> _Data to use_:

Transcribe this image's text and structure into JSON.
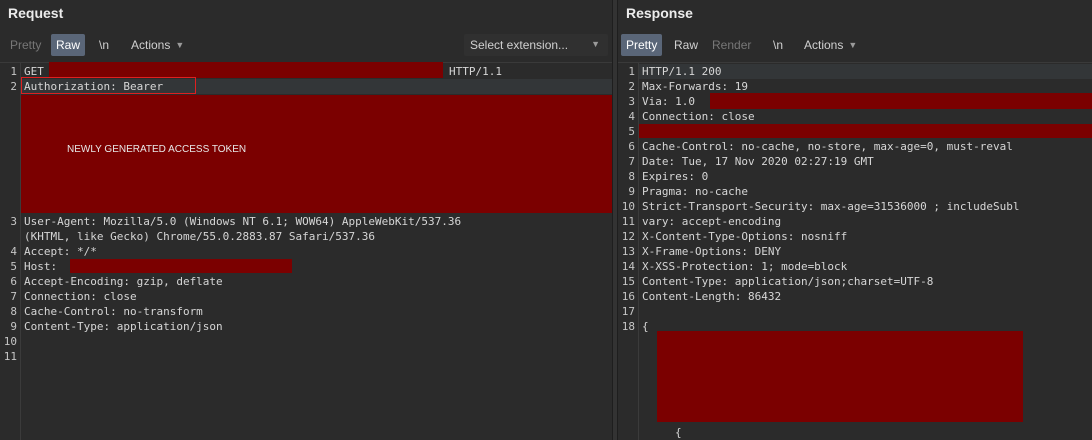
{
  "request": {
    "title": "Request",
    "tabs": {
      "pretty": "Pretty",
      "raw": "Raw",
      "newline": "\\n",
      "actions": "Actions"
    },
    "select_extension": "Select extension...",
    "line_numbers": [
      "1",
      "2",
      "3",
      "4",
      "5",
      "6",
      "7",
      "8",
      "9",
      "10",
      "11"
    ],
    "lines": {
      "l1_method": "GET",
      "l1_version": "HTTP/1.1",
      "l2": "Authorization: Bearer",
      "token_label": "NEWLY GENERATED ACCESS TOKEN",
      "l3a": "User-Agent: Mozilla/5.0 (Windows NT 6.1; WOW64) AppleWebKit/537.36",
      "l3b": "(KHTML, like Gecko) Chrome/55.0.2883.87 Safari/537.36",
      "l4": "Accept: */*",
      "l5": "Host:",
      "l6": "Accept-Encoding: gzip, deflate",
      "l7": "Connection: close",
      "l8": "Cache-Control: no-transform",
      "l9": "Content-Type: application/json"
    }
  },
  "response": {
    "title": "Response",
    "tabs": {
      "pretty": "Pretty",
      "raw": "Raw",
      "render": "Render",
      "newline": "\\n",
      "actions": "Actions"
    },
    "line_numbers": [
      "1",
      "2",
      "3",
      "4",
      "5",
      "6",
      "7",
      "8",
      "9",
      "10",
      "11",
      "12",
      "13",
      "14",
      "15",
      "16",
      "17",
      "18"
    ],
    "lines": {
      "l1": "HTTP/1.1 200",
      "l2": "Max-Forwards: 19",
      "l3": "Via: 1.0",
      "l4": "Connection: close",
      "l6": "Cache-Control: no-cache, no-store, max-age=0, must-reval",
      "l7": "Date: Tue, 17 Nov 2020 02:27:19 GMT",
      "l8": "Expires: 0",
      "l9": "Pragma: no-cache",
      "l10": "Strict-Transport-Security: max-age=31536000 ; includeSubl",
      "l11": "vary: accept-encoding",
      "l12": "X-Content-Type-Options: nosniff",
      "l13": "X-Frame-Options: DENY",
      "l14": "X-XSS-Protection: 1; mode=block",
      "l15": "Content-Type: application/json;charset=UTF-8",
      "l16": "Content-Length: 86432",
      "l18": "{",
      "l19": "{"
    }
  },
  "colors": {
    "background": "#2b2b2b",
    "redaction": "#7b0000",
    "active_tab": "#5a6678",
    "highlight_box": "#e02020"
  }
}
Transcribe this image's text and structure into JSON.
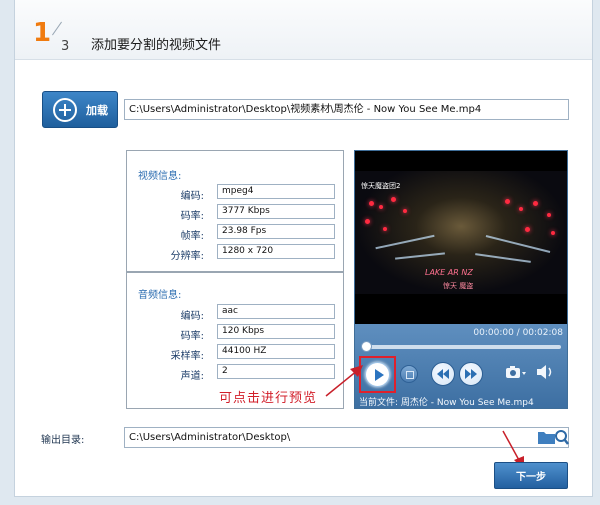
{
  "step": {
    "current": "1",
    "total": "3",
    "title": "添加要分割的视频文件"
  },
  "add_button": {
    "label": "加载"
  },
  "file_path": "C:\\Users\\Administrator\\Desktop\\视频素材\\周杰伦 - Now You See Me.mp4",
  "video_info": {
    "title": "视频信息:",
    "rows": [
      {
        "label": "编码:",
        "value": "mpeg4"
      },
      {
        "label": "码率:",
        "value": "3777 Kbps"
      },
      {
        "label": "帧率:",
        "value": "23.98 Fps"
      },
      {
        "label": "分辨率:",
        "value": "1280 x 720"
      }
    ]
  },
  "audio_info": {
    "title": "音频信息:",
    "rows": [
      {
        "label": "编码:",
        "value": "aac"
      },
      {
        "label": "码率:",
        "value": "120 Kbps"
      },
      {
        "label": "采样率:",
        "value": "44100 HZ"
      },
      {
        "label": "声道:",
        "value": "2"
      }
    ]
  },
  "player": {
    "time": "00:00:00 / 00:02:08",
    "current_file": "当前文件: 周杰伦 - Now You See Me.mp4",
    "progress": 0,
    "frame_title": "惊天魔盗团2",
    "frame_sub": "LAKE  AR NZ",
    "frame_sub2": "惊天 魔盗"
  },
  "hint": "可点击进行预览",
  "output": {
    "label": "输出目录:",
    "path": "C:\\Users\\Administrator\\Desktop\\"
  },
  "next_button": {
    "label": "下一步"
  },
  "colors": {
    "accent_orange": "#f07b0f",
    "button_blue": "#2360a0",
    "hint_red": "#d21f2a"
  }
}
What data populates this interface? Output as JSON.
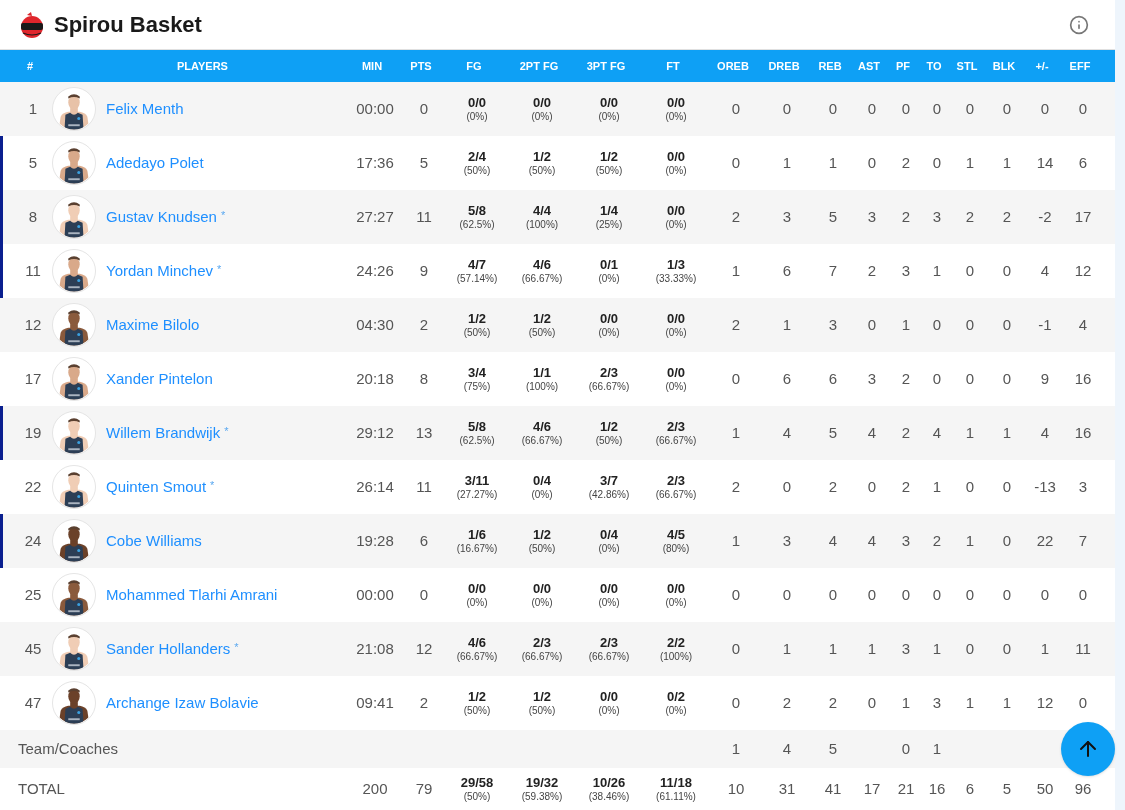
{
  "team": {
    "name": "Spirou Basket"
  },
  "columns": [
    "#",
    "PLAYERS",
    "MIN",
    "PTS",
    "FG",
    "2PT FG",
    "3PT FG",
    "FT",
    "OREB",
    "DREB",
    "REB",
    "AST",
    "PF",
    "TO",
    "STL",
    "BLK",
    "+/-",
    "EFF"
  ],
  "players": [
    {
      "number": "1",
      "name": "Felix Menth",
      "starter": false,
      "min": "00:00",
      "pts": "0",
      "shooting": [
        [
          "0/0",
          "(0%)"
        ],
        [
          "0/0",
          "(0%)"
        ],
        [
          "0/0",
          "(0%)"
        ],
        [
          "0/0",
          "(0%)"
        ]
      ],
      "counts": [
        "0",
        "0",
        "0",
        "0",
        "0",
        "0",
        "0",
        "0",
        "0",
        "0"
      ]
    },
    {
      "number": "5",
      "name": "Adedayo Polet",
      "starter": true,
      "min": "17:36",
      "pts": "5",
      "shooting": [
        [
          "2/4",
          "(50%)"
        ],
        [
          "1/2",
          "(50%)"
        ],
        [
          "1/2",
          "(50%)"
        ],
        [
          "0/0",
          "(0%)"
        ]
      ],
      "counts": [
        "0",
        "1",
        "1",
        "0",
        "2",
        "0",
        "1",
        "1",
        "14",
        "6"
      ]
    },
    {
      "number": "8",
      "name": "Gustav Knudsen",
      "note": "*",
      "starter": true,
      "min": "27:27",
      "pts": "11",
      "shooting": [
        [
          "5/8",
          "(62.5%)"
        ],
        [
          "4/4",
          "(100%)"
        ],
        [
          "1/4",
          "(25%)"
        ],
        [
          "0/0",
          "(0%)"
        ]
      ],
      "counts": [
        "2",
        "3",
        "5",
        "3",
        "2",
        "3",
        "2",
        "2",
        "-2",
        "17"
      ]
    },
    {
      "number": "11",
      "name": "Yordan Minchev",
      "note": "*",
      "starter": true,
      "min": "24:26",
      "pts": "9",
      "shooting": [
        [
          "4/7",
          "(57.14%)"
        ],
        [
          "4/6",
          "(66.67%)"
        ],
        [
          "0/1",
          "(0%)"
        ],
        [
          "1/3",
          "(33.33%)"
        ]
      ],
      "counts": [
        "1",
        "6",
        "7",
        "2",
        "3",
        "1",
        "0",
        "0",
        "4",
        "12"
      ]
    },
    {
      "number": "12",
      "name": "Maxime Bilolo",
      "starter": false,
      "min": "04:30",
      "pts": "2",
      "shooting": [
        [
          "1/2",
          "(50%)"
        ],
        [
          "1/2",
          "(50%)"
        ],
        [
          "0/0",
          "(0%)"
        ],
        [
          "0/0",
          "(0%)"
        ]
      ],
      "counts": [
        "2",
        "1",
        "3",
        "0",
        "1",
        "0",
        "0",
        "0",
        "-1",
        "4"
      ]
    },
    {
      "number": "17",
      "name": "Xander Pintelon",
      "starter": false,
      "min": "20:18",
      "pts": "8",
      "shooting": [
        [
          "3/4",
          "(75%)"
        ],
        [
          "1/1",
          "(100%)"
        ],
        [
          "2/3",
          "(66.67%)"
        ],
        [
          "0/0",
          "(0%)"
        ]
      ],
      "counts": [
        "0",
        "6",
        "6",
        "3",
        "2",
        "0",
        "0",
        "0",
        "9",
        "16"
      ]
    },
    {
      "number": "19",
      "name": "Willem Brandwijk",
      "note": "*",
      "starter": true,
      "min": "29:12",
      "pts": "13",
      "shooting": [
        [
          "5/8",
          "(62.5%)"
        ],
        [
          "4/6",
          "(66.67%)"
        ],
        [
          "1/2",
          "(50%)"
        ],
        [
          "2/3",
          "(66.67%)"
        ]
      ],
      "counts": [
        "1",
        "4",
        "5",
        "4",
        "2",
        "4",
        "1",
        "1",
        "4",
        "16"
      ]
    },
    {
      "number": "22",
      "name": "Quinten Smout",
      "note": "*",
      "starter": false,
      "min": "26:14",
      "pts": "11",
      "shooting": [
        [
          "3/11",
          "(27.27%)"
        ],
        [
          "0/4",
          "(0%)"
        ],
        [
          "3/7",
          "(42.86%)"
        ],
        [
          "2/3",
          "(66.67%)"
        ]
      ],
      "counts": [
        "2",
        "0",
        "2",
        "0",
        "2",
        "1",
        "0",
        "0",
        "-13",
        "3"
      ]
    },
    {
      "number": "24",
      "name": "Cobe Williams",
      "starter": true,
      "min": "19:28",
      "pts": "6",
      "shooting": [
        [
          "1/6",
          "(16.67%)"
        ],
        [
          "1/2",
          "(50%)"
        ],
        [
          "0/4",
          "(0%)"
        ],
        [
          "4/5",
          "(80%)"
        ]
      ],
      "counts": [
        "1",
        "3",
        "4",
        "4",
        "3",
        "2",
        "1",
        "0",
        "22",
        "7"
      ]
    },
    {
      "number": "25",
      "name": "Mohammed Tlarhi Amrani",
      "starter": false,
      "min": "00:00",
      "pts": "0",
      "shooting": [
        [
          "0/0",
          "(0%)"
        ],
        [
          "0/0",
          "(0%)"
        ],
        [
          "0/0",
          "(0%)"
        ],
        [
          "0/0",
          "(0%)"
        ]
      ],
      "counts": [
        "0",
        "0",
        "0",
        "0",
        "0",
        "0",
        "0",
        "0",
        "0",
        "0"
      ]
    },
    {
      "number": "45",
      "name": "Sander Hollanders",
      "note": "*",
      "starter": false,
      "min": "21:08",
      "pts": "12",
      "shooting": [
        [
          "4/6",
          "(66.67%)"
        ],
        [
          "2/3",
          "(66.67%)"
        ],
        [
          "2/3",
          "(66.67%)"
        ],
        [
          "2/2",
          "(100%)"
        ]
      ],
      "counts": [
        "0",
        "1",
        "1",
        "1",
        "3",
        "1",
        "0",
        "0",
        "1",
        "11"
      ]
    },
    {
      "number": "47",
      "name": "Archange Izaw Bolavie",
      "starter": false,
      "min": "09:41",
      "pts": "2",
      "shooting": [
        [
          "1/2",
          "(50%)"
        ],
        [
          "1/2",
          "(50%)"
        ],
        [
          "0/0",
          "(0%)"
        ],
        [
          "0/2",
          "(0%)"
        ]
      ],
      "counts": [
        "0",
        "2",
        "2",
        "0",
        "1",
        "3",
        "1",
        "1",
        "12",
        "0"
      ]
    }
  ],
  "team_row": {
    "label": "Team/Coaches",
    "counts": {
      "oreb": "1",
      "dreb": "4",
      "reb": "5",
      "pf": "0",
      "to": "1"
    }
  },
  "total_row": {
    "label": "TOTAL",
    "min": "200",
    "pts": "79",
    "shooting": [
      [
        "29/58",
        "(50%)"
      ],
      [
        "19/32",
        "(59.38%)"
      ],
      [
        "10/26",
        "(38.46%)"
      ],
      [
        "11/18",
        "(61.11%)"
      ]
    ],
    "counts": [
      "10",
      "31",
      "41",
      "17",
      "21",
      "16",
      "6",
      "5",
      "50",
      "96"
    ]
  }
}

> _Exercise task_: Your reply is one number: how many lines of the records above contain the word "Options".

> _Response_: 2